Region annotation data
● ● ● ●

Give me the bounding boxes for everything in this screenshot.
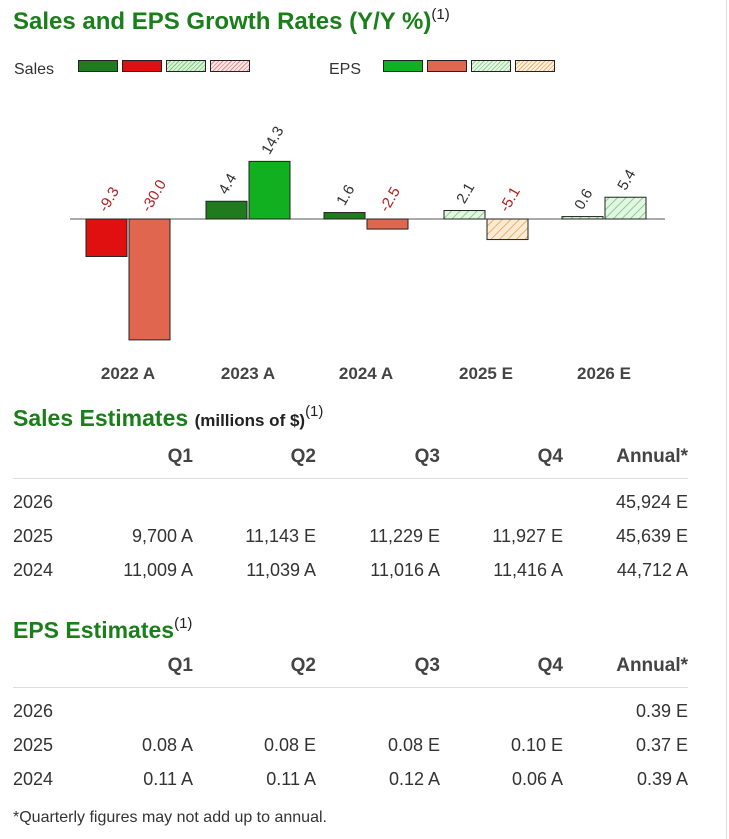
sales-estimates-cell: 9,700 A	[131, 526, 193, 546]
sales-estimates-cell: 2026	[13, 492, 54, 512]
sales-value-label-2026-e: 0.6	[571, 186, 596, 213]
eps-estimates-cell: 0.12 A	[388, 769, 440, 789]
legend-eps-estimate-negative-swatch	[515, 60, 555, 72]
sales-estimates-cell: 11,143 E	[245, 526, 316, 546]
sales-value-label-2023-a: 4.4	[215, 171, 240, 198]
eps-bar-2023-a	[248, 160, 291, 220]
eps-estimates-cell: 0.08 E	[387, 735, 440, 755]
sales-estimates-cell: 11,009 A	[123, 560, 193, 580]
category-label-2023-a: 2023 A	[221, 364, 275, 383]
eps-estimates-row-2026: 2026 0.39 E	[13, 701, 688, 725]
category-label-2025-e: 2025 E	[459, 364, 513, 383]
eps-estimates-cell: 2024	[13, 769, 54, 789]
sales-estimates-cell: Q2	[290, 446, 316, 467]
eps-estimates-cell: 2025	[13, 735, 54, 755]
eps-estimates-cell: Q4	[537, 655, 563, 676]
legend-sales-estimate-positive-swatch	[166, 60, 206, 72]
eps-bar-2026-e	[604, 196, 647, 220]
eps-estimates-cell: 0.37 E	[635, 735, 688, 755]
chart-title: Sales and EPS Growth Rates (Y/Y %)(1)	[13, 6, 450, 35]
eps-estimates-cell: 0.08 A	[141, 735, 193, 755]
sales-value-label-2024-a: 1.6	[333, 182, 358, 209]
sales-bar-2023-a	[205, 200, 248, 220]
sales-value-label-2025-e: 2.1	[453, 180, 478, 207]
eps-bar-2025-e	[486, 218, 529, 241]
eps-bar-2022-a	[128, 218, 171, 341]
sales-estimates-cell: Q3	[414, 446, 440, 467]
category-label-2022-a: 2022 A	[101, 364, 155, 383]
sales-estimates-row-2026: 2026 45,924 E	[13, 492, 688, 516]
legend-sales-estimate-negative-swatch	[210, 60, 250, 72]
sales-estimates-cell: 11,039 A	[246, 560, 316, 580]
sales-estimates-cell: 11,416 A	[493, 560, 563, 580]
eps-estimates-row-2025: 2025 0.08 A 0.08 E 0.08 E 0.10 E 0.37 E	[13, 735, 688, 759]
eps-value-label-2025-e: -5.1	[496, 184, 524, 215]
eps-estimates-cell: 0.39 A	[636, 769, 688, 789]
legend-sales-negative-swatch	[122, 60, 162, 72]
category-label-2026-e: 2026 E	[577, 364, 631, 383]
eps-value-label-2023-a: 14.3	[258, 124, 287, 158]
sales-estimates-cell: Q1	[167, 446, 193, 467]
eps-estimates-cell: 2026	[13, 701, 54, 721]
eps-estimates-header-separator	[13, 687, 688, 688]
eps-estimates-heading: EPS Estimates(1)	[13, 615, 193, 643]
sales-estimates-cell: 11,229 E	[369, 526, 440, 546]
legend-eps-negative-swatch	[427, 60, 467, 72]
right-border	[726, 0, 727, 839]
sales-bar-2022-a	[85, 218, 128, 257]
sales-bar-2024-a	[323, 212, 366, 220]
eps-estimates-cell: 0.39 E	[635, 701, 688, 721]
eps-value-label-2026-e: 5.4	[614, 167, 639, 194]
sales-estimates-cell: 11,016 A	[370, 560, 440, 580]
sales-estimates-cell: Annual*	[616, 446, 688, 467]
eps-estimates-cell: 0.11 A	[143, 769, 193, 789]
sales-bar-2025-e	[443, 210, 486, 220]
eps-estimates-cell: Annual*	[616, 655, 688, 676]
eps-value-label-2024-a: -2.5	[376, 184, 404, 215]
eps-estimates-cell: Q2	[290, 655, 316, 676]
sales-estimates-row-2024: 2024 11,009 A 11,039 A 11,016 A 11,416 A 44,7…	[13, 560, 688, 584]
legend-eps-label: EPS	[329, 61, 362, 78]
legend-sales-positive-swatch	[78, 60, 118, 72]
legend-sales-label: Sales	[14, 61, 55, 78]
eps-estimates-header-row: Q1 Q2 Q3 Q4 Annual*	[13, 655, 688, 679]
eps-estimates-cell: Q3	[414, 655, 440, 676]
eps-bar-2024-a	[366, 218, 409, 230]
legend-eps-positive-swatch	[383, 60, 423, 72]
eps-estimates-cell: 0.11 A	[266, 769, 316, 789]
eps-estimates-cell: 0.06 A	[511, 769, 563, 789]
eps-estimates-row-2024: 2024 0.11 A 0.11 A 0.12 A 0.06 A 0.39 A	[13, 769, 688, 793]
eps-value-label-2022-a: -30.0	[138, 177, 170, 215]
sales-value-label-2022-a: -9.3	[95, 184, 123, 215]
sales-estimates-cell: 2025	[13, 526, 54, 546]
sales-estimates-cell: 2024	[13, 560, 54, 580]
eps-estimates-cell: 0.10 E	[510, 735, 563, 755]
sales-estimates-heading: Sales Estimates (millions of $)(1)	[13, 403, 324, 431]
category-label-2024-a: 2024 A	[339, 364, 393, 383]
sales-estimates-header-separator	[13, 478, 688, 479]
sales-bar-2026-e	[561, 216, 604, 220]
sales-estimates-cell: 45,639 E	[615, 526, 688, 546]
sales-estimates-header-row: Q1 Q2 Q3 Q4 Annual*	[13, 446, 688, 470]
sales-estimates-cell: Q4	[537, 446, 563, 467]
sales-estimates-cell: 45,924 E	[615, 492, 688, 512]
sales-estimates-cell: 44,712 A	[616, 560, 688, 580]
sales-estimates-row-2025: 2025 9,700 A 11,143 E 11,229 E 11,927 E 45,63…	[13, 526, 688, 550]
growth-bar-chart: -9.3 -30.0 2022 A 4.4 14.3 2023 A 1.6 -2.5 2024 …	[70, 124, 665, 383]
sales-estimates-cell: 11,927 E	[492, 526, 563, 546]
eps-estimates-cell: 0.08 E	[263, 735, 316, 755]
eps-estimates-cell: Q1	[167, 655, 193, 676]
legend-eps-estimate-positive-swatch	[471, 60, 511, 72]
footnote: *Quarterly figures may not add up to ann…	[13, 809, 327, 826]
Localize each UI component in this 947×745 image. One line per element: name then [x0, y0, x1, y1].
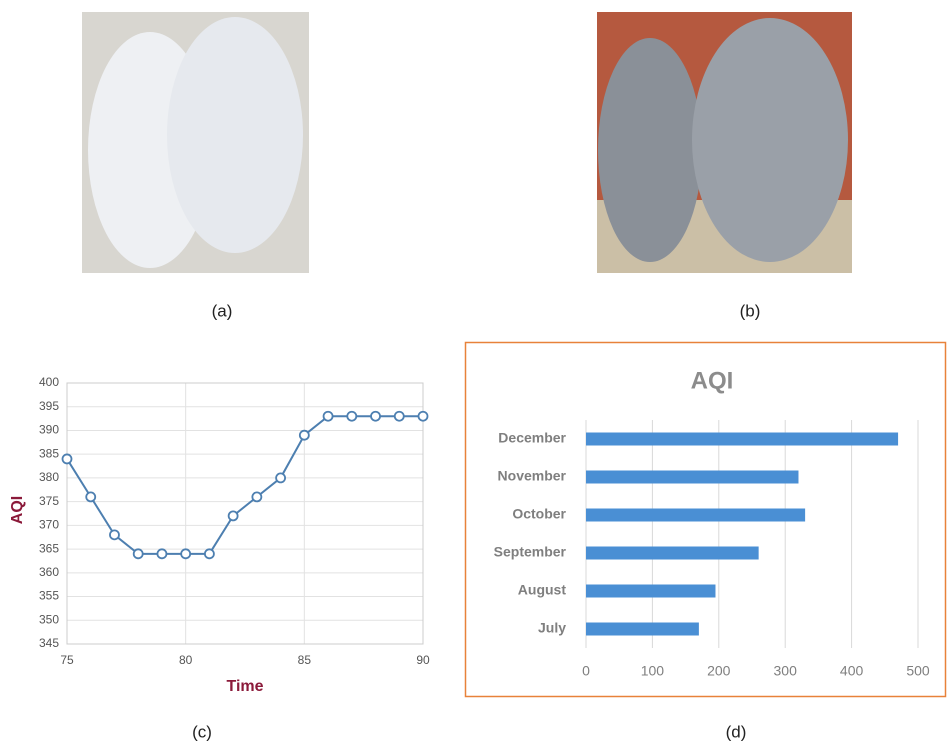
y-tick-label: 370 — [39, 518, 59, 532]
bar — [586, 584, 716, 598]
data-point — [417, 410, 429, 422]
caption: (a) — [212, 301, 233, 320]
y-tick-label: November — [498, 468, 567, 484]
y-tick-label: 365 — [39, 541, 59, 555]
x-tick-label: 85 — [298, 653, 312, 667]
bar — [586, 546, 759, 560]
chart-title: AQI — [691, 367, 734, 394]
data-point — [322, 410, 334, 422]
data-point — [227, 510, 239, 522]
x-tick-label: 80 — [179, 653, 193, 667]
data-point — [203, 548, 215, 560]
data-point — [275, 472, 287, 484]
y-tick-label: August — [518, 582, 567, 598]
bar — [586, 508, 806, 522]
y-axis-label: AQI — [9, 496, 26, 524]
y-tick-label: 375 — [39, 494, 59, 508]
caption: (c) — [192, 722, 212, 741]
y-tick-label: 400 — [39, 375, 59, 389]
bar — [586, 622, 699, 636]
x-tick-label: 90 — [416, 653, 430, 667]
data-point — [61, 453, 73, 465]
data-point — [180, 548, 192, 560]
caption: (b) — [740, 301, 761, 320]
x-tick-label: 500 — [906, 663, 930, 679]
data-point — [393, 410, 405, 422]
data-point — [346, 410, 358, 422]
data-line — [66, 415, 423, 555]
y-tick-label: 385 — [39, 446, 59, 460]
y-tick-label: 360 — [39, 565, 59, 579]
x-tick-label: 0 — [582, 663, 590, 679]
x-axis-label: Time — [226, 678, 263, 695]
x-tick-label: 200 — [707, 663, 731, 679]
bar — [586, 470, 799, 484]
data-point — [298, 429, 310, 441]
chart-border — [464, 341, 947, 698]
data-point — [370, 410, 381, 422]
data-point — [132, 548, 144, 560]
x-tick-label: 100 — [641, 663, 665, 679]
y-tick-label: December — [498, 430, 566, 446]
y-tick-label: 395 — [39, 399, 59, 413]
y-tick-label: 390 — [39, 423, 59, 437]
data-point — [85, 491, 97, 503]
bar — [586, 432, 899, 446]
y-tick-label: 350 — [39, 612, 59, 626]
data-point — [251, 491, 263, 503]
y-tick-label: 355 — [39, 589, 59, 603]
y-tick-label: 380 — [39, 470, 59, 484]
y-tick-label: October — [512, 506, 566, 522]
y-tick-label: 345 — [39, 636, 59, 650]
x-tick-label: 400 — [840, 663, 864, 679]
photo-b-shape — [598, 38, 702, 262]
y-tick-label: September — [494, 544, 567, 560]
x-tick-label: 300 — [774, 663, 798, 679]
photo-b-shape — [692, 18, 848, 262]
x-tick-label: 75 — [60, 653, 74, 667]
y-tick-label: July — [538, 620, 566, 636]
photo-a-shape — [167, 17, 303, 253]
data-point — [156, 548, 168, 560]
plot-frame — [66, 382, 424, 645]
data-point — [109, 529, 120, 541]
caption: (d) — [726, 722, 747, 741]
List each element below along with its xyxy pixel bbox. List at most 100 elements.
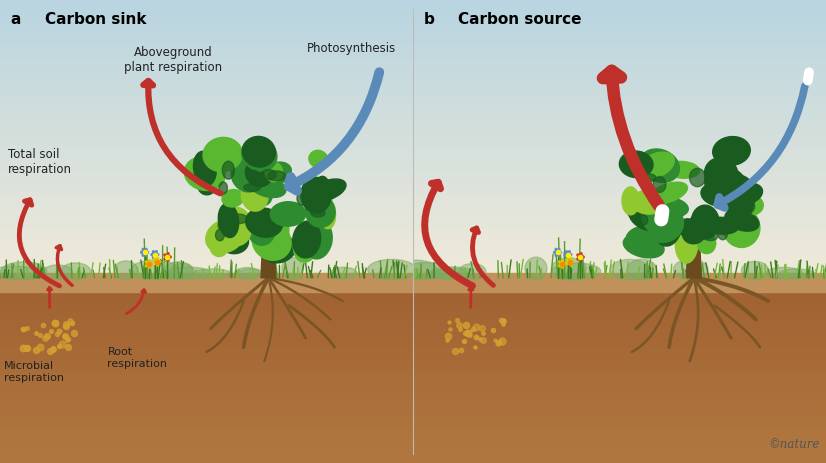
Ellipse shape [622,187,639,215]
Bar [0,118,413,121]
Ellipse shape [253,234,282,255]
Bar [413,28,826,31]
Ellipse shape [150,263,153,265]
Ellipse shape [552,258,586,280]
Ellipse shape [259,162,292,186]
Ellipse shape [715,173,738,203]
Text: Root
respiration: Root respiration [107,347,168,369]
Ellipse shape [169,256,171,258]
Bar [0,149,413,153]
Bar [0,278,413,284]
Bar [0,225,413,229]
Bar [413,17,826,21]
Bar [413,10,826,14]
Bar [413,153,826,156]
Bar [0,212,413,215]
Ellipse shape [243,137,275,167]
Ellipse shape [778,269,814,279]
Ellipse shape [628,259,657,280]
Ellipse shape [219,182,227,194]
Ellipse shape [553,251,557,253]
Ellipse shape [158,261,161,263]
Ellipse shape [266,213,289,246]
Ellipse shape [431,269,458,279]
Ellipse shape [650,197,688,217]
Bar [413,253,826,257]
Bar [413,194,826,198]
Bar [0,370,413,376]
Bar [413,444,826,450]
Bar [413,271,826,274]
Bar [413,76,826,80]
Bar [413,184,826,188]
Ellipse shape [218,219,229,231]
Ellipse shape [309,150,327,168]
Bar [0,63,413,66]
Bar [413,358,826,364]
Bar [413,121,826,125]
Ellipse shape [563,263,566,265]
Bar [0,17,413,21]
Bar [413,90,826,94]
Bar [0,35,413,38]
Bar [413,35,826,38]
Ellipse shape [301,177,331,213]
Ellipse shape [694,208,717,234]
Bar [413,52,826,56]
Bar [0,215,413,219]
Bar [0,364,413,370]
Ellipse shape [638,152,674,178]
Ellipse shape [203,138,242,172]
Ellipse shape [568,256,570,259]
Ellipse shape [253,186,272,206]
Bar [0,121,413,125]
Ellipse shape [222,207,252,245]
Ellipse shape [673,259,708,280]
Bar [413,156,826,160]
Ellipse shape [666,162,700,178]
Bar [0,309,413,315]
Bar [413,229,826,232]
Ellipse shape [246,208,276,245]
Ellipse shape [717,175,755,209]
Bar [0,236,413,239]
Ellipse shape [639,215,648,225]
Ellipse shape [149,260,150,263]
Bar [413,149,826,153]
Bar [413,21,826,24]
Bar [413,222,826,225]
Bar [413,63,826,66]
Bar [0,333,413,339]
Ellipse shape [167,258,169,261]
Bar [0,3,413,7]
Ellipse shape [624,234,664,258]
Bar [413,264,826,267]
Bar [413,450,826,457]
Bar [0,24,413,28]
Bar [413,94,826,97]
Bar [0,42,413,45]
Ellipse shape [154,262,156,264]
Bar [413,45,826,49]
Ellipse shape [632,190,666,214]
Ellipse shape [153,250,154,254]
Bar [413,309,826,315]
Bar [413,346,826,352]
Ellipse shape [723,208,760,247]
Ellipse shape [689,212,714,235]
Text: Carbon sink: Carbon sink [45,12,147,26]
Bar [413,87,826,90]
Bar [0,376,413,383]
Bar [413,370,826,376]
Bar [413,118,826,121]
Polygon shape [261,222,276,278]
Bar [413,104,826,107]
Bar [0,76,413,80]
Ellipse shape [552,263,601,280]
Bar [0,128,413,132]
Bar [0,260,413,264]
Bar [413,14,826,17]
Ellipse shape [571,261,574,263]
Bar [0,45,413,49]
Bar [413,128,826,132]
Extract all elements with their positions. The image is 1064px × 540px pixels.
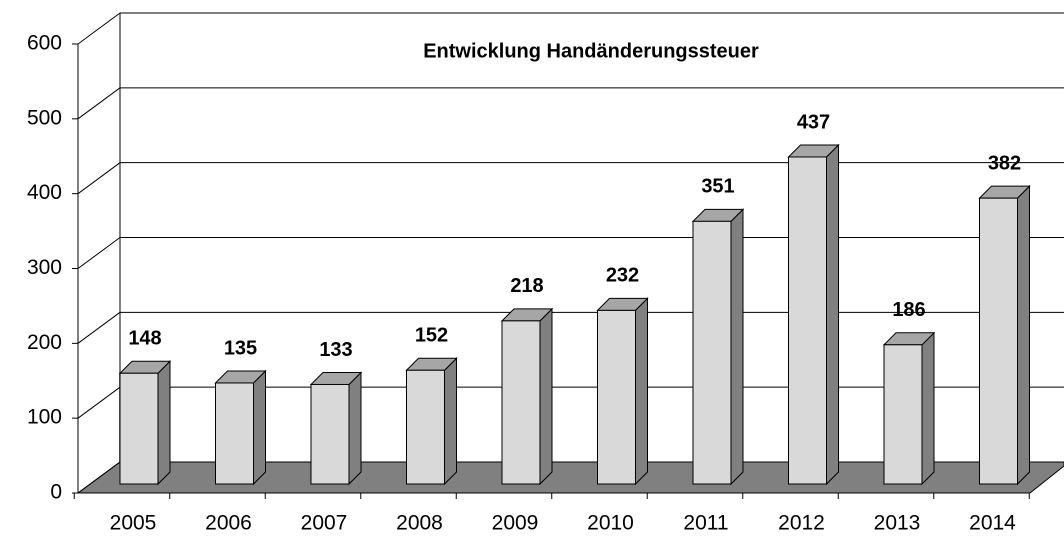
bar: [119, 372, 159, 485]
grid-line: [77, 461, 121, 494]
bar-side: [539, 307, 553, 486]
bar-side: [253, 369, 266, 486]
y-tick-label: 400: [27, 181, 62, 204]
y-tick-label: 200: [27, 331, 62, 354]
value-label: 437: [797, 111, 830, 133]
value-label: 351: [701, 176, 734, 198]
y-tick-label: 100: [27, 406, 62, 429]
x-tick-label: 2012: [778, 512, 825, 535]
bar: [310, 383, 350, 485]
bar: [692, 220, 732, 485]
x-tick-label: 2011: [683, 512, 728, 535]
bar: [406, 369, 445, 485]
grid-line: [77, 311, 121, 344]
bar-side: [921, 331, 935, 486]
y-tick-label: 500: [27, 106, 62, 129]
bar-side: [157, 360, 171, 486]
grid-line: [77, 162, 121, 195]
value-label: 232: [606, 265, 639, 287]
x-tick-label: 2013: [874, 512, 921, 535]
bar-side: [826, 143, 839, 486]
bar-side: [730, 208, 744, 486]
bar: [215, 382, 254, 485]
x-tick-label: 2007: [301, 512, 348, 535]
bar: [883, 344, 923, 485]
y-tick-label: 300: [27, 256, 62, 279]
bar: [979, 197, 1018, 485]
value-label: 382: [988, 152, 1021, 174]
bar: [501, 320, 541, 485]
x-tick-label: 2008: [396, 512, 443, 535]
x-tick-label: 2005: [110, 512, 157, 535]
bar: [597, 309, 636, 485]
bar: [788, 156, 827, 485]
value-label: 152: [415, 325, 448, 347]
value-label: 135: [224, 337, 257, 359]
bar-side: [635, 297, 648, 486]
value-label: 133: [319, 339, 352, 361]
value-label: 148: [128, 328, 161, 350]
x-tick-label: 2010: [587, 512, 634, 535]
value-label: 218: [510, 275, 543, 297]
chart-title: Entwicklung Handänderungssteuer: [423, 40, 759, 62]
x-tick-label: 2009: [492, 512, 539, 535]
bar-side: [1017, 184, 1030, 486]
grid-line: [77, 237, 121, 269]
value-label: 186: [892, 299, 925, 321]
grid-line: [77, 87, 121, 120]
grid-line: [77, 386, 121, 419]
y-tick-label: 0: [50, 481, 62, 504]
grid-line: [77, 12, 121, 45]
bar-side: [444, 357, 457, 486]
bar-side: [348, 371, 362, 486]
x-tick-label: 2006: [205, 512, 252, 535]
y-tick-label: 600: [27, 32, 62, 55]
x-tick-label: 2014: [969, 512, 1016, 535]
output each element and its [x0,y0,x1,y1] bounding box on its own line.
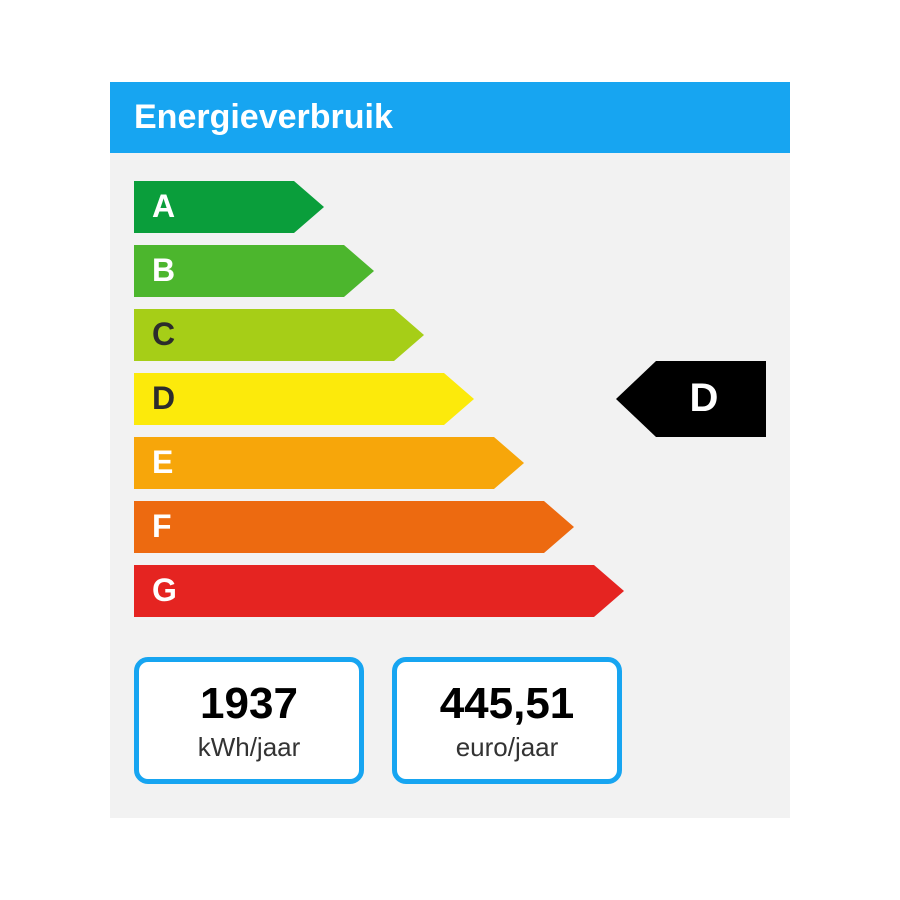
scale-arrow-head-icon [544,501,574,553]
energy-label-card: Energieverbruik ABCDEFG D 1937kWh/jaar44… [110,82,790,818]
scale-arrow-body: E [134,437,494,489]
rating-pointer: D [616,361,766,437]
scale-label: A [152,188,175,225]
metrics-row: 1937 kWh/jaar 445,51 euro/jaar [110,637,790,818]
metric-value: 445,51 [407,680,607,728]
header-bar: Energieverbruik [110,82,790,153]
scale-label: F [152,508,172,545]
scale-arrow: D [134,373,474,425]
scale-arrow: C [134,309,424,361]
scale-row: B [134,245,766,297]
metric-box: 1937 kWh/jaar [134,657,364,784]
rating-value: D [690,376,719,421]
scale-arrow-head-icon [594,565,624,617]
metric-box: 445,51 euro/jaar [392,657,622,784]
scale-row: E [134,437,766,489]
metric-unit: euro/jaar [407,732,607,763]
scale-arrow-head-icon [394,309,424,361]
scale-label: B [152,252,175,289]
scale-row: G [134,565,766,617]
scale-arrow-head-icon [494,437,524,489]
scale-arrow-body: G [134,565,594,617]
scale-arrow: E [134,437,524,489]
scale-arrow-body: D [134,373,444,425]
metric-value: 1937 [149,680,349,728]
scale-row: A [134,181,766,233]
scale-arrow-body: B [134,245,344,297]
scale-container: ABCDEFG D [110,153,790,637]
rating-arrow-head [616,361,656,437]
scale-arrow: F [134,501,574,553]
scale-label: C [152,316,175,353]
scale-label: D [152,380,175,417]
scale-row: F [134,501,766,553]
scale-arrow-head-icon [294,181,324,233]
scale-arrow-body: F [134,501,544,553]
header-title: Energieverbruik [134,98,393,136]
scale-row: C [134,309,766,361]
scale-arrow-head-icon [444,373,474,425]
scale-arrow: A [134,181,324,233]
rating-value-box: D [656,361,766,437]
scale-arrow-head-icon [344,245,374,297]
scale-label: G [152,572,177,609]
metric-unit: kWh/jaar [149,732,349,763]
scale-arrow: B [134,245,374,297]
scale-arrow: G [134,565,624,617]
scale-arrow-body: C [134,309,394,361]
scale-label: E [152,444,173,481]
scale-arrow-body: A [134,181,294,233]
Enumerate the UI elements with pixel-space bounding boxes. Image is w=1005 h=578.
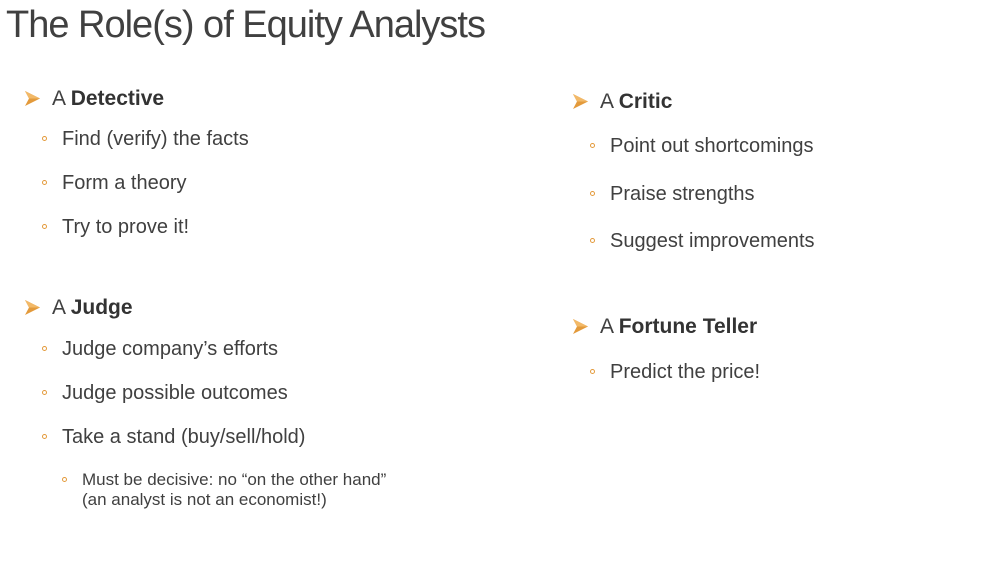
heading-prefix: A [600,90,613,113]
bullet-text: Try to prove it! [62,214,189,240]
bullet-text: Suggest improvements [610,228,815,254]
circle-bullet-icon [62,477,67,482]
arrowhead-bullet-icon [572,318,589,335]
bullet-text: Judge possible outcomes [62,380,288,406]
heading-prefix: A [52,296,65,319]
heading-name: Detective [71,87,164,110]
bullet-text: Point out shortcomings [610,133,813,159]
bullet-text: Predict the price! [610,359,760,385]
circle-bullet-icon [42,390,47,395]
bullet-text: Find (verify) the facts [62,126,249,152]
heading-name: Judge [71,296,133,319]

● ● ● ●

▶ **Objective**: Reproduce the lines of the data above verbatim, from the line containing "526, 193, 546]" through the line containing "60, 206, 72]", with both of those lines included.

▶ **Answer to the task**:
sales-estimates-cell: 9,700 A	[131, 526, 193, 546]
sales-estimates-cell: 2026	[13, 492, 54, 512]
sales-value-label-2026-e: 0.6	[571, 186, 596, 213]
eps-estimates-cell: 0.12 A	[388, 769, 440, 789]
legend-eps-estimate-negative-swatch	[515, 60, 555, 72]
sales-estimates-cell: 11,143 E	[245, 526, 316, 546]
sales-value-label-2023-a: 4.4	[215, 171, 240, 198]
eps-bar-2023-a	[248, 160, 291, 220]
eps-estimates-cell: 0.08 E	[387, 735, 440, 755]
sales-estimates-cell: 11,009 A	[123, 560, 193, 580]
category-label-2023-a: 2023 A	[221, 364, 275, 383]
eps-estimates-row-2026: 2026 0.39 E	[13, 701, 688, 725]
category-label-2025-e: 2025 E	[459, 364, 513, 383]
eps-estimates-cell: 2024	[13, 769, 54, 789]
sales-estimates-cell: Q2	[290, 446, 316, 467]
eps-estimates-cell: 2025	[13, 735, 54, 755]
eps-estimates-cell: Q4	[537, 655, 563, 676]
legend-sales-estimate-positive-swatch	[166, 60, 206, 72]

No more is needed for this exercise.